**** Record extracts

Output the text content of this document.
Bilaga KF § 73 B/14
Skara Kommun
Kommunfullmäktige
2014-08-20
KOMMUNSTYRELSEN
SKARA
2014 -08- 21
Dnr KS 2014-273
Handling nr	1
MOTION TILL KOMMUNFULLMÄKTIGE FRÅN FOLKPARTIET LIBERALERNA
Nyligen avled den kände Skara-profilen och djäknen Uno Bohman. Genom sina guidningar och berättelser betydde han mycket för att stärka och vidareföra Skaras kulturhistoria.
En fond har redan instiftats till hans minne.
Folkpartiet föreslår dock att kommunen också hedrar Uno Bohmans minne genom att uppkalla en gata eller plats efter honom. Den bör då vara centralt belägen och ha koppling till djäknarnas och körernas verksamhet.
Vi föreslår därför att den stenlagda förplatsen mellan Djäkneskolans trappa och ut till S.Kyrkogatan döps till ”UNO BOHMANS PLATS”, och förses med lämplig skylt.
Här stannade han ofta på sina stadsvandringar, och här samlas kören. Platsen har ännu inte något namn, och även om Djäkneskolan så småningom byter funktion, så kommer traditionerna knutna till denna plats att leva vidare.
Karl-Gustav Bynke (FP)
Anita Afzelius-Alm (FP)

********

*Task:* If a line in the records above contains "sina", copy that line.

*Task solution:*
Nyligen avled den kände Skara-profilen och djäknen Uno Bohman. Genom sina guidningar och berättelser betydde han mycket för att stärka och vidareföra Skaras kulturhistoria.
Här stannade han ofta på sina stadsvandringar, och här samlas kören. Platsen har ännu inte något namn, och även om Djäkneskolan så småningom byter funktion, så kommer traditionerna knutna till denna plats att leva vidare.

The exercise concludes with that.